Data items
=-=-=

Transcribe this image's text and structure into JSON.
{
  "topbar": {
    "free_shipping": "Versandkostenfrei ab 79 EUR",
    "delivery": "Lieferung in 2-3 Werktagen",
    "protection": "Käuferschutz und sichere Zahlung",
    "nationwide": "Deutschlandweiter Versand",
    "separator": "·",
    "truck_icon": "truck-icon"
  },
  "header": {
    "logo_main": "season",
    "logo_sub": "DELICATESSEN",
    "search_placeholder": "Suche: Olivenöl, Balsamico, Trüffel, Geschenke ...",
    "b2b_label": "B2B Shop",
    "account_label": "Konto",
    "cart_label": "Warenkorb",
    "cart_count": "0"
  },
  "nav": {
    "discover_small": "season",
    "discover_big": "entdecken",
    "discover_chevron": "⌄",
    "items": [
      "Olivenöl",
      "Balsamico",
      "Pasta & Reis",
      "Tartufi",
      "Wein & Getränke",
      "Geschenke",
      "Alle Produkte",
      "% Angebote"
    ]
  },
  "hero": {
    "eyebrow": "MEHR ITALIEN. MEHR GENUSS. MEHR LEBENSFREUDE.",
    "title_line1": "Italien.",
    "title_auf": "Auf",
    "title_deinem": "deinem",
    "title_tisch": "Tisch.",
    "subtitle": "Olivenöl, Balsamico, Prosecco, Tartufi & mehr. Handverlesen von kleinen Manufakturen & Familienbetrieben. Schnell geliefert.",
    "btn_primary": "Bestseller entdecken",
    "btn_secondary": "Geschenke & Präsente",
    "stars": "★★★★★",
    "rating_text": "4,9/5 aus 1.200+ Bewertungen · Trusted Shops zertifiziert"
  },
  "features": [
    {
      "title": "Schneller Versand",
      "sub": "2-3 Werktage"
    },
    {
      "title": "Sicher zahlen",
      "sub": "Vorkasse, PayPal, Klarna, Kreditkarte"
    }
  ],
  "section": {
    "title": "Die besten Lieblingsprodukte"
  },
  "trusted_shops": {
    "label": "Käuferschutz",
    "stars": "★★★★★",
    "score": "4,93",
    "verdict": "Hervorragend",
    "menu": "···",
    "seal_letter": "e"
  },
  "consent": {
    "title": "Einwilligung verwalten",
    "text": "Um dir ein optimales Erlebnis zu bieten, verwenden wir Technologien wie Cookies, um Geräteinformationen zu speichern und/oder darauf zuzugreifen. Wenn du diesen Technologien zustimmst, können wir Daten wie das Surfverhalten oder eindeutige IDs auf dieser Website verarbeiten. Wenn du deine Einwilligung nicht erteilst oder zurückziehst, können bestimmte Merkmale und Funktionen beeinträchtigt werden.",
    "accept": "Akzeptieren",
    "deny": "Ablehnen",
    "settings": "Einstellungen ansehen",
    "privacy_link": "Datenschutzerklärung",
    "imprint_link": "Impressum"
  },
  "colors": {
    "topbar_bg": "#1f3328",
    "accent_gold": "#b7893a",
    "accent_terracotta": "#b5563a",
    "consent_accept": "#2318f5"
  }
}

=-=-=

All of the data needs to be printed once more, exactly.

## EXERCISE RESPONSE
Transcribe this image's text and structure into JSON.
{
  "topbar": {
    "free_shipping": "Versandkostenfrei ab 79 EUR",
    "delivery": "Lieferung in 2-3 Werktagen",
    "protection": "Käuferschutz und sichere Zahlung",
    "nationwide": "Deutschlandweiter Versand",
    "separator": "·",
    "truck_icon": "truck-icon"
  },
  "header": {
    "logo_main": "season",
    "logo_sub": "DELICATESSEN",
    "search_placeholder": "Suche: Olivenöl, Balsamico, Trüffel, Geschenke ...",
    "b2b_label": "B2B Shop",
    "account_label": "Konto",
    "cart_label": "Warenkorb",
    "cart_count": "0"
  },
  "nav": {
    "discover_small": "season",
    "discover_big": "entdecken",
    "discover_chevron": "⌄",
    "items": [
      "Olivenöl",
      "Balsamico",
      "Pasta & Reis",
      "Tartufi",
      "Wein & Getränke",
      "Geschenke",
      "Alle Produkte",
      "% Angebote"
    ]
  },
  "hero": {
    "eyebrow": "MEHR ITALIEN. MEHR GENUSS. MEHR LEBENSFREUDE.",
    "title_line1": "Italien.",
    "title_auf": "Auf",
    "title_deinem": "deinem",
    "title_tisch": "Tisch.",
    "subtitle": "Olivenöl, Balsamico, Prosecco, Tartufi & mehr. Handverlesen von kleinen Manufakturen & Familienbetrieben. Schnell geliefert.",
    "btn_primary": "Bestseller entdecken",
    "btn_secondary": "Geschenke & Präsente",
    "stars": "★★★★★",
    "rating_text": "4,9/5 aus 1.200+ Bewertungen · Trusted Shops zertifiziert"
  },
  "features": [
    {
      "title": "Schneller Versand",
      "sub": "2-3 Werktage"
    },
    {
      "title": "Sicher zahlen",
      "sub": "Vorkasse, PayPal, Klarna, Kreditkarte"
    }
  ],
  "section": {
    "title": "Die besten Lieblingsprodukte"
  },
  "trusted_shops": {
    "label": "Käuferschutz",
    "stars": "★★★★★",
    "score": "4,93",
    "verdict": "Hervorragend",
    "menu": "···",
    "seal_letter": "e"
  },
  "consent": {
    "title": "Einwilligung verwalten",
    "text": "Um dir ein optimales Erlebnis zu bieten, verwenden wir Technologien wie Cookies, um Geräteinformationen zu speichern und/oder darauf zuzugreifen. Wenn du diesen Technologien zustimmst, können wir Daten wie das Surfverhalten oder eindeutige IDs auf dieser Website verarbeiten. Wenn du deine Einwilligung nicht erteilst oder zurückziehst, können bestimmte Merkmale und Funktionen beeinträchtigt werden.",
    "accept": "Akzeptieren",
    "deny": "Ablehnen",
    "settings": "Einstellungen ansehen",
    "privacy_link": "Datenschutzerklärung",
    "imprint_link": "Impressum"
  },
  "colors": {
    "topbar_bg": "#1f3328",
    "accent_gold": "#b7893a",
    "accent_terracotta": "#b5563a",
    "consent_accept": "#2318f5"
  }
}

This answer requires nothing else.